— Begin —

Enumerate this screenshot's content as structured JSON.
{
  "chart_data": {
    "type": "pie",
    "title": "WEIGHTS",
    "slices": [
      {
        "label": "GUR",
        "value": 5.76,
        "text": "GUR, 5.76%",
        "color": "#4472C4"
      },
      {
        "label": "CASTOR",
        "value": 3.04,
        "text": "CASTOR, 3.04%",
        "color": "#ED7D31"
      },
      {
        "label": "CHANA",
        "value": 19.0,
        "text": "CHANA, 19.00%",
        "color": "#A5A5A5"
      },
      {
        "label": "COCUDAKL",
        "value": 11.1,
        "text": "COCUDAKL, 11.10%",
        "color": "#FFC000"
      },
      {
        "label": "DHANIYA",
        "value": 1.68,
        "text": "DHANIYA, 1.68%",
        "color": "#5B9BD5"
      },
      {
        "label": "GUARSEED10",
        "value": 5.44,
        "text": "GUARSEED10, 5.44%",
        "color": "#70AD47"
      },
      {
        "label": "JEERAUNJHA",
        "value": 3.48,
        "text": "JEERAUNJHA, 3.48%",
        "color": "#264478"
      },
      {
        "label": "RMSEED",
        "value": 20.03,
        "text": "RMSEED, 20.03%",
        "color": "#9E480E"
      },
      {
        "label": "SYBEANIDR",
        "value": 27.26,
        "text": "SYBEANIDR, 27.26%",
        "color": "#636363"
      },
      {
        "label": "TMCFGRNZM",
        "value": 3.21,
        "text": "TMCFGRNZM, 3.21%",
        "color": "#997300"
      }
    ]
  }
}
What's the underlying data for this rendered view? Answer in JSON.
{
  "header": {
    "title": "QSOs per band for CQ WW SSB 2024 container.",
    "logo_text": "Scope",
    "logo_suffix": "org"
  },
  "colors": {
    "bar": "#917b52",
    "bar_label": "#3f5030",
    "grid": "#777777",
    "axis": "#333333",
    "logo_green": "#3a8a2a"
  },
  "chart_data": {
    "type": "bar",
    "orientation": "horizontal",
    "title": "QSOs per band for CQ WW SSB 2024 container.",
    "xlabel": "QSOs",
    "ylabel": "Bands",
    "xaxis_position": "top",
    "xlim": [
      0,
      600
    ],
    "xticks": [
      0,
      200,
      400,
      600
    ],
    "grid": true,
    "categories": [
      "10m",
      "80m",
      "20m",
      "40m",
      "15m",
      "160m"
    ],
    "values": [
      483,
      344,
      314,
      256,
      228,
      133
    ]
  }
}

— End —

- **WHAT TO PRODUCE**: Please output the entries above, every line exactly as it reads.

- **FINAL RESULT**:
Enumerate this screenshot's content as structured JSON.
{
  "chart_data": {
    "type": "pie",
    "title": "WEIGHTS",
    "slices": [
      {
        "label": "GUR",
        "value": 5.76,
        "text": "GUR, 5.76%",
        "color": "#4472C4"
      },
      {
        "label": "CASTOR",
        "value": 3.04,
        "text": "CASTOR, 3.04%",
        "color": "#ED7D31"
      },
      {
        "label": "CHANA",
        "value": 19.0,
        "text": "CHANA, 19.00%",
        "color": "#A5A5A5"
      },
      {
        "label": "COCUDAKL",
        "value": 11.1,
        "text": "COCUDAKL, 11.10%",
        "color": "#FFC000"
      },
      {
        "label": "DHANIYA",
        "value": 1.68,
        "text": "DHANIYA, 1.68%",
        "color": "#5B9BD5"
      },
      {
        "label": "GUARSEED10",
        "value": 5.44,
        "text": "GUARSEED10, 5.44%",
        "color": "#70AD47"
      },
      {
        "label": "JEERAUNJHA",
        "value": 3.48,
        "text": "JEERAUNJHA, 3.48%",
        "color": "#264478"
      },
      {
        "label": "RMSEED",
        "value": 20.03,
        "text": "RMSEED, 20.03%",
        "color": "#9E480E"
      },
      {
        "label": "SYBEANIDR",
        "value": 27.26,
        "text": "SYBEANIDR, 27.26%",
        "color": "#636363"
      },
      {
        "label": "TMCFGRNZM",
        "value": 3.21,
        "text": "TMCFGRNZM, 3.21%",
        "color": "#997300"
      }
    ]
  }
}
What's the underlying data for this rendered view? Answer in JSON.
{
  "header": {
    "title": "QSOs per band for CQ WW SSB 2024 container.",
    "logo_text": "Scope",
    "logo_suffix": "org"
  },
  "colors": {
    "bar": "#917b52",
    "bar_label": "#3f5030",
    "grid": "#777777",
    "axis": "#333333",
    "logo_green": "#3a8a2a"
  },
  "chart_data": {
    "type": "bar",
    "orientation": "horizontal",
    "title": "QSOs per band for CQ WW SSB 2024 container.",
    "xlabel": "QSOs",
    "ylabel": "Bands",
    "xaxis_position": "top",
    "xlim": [
      0,
      600
    ],
    "xticks": [
      0,
      200,
      400,
      600
    ],
    "grid": true,
    "categories": [
      "10m",
      "80m",
      "20m",
      "40m",
      "15m",
      "160m"
    ],
    "values": [
      483,
      344,
      314,
      256,
      228,
      133
    ]
  }
}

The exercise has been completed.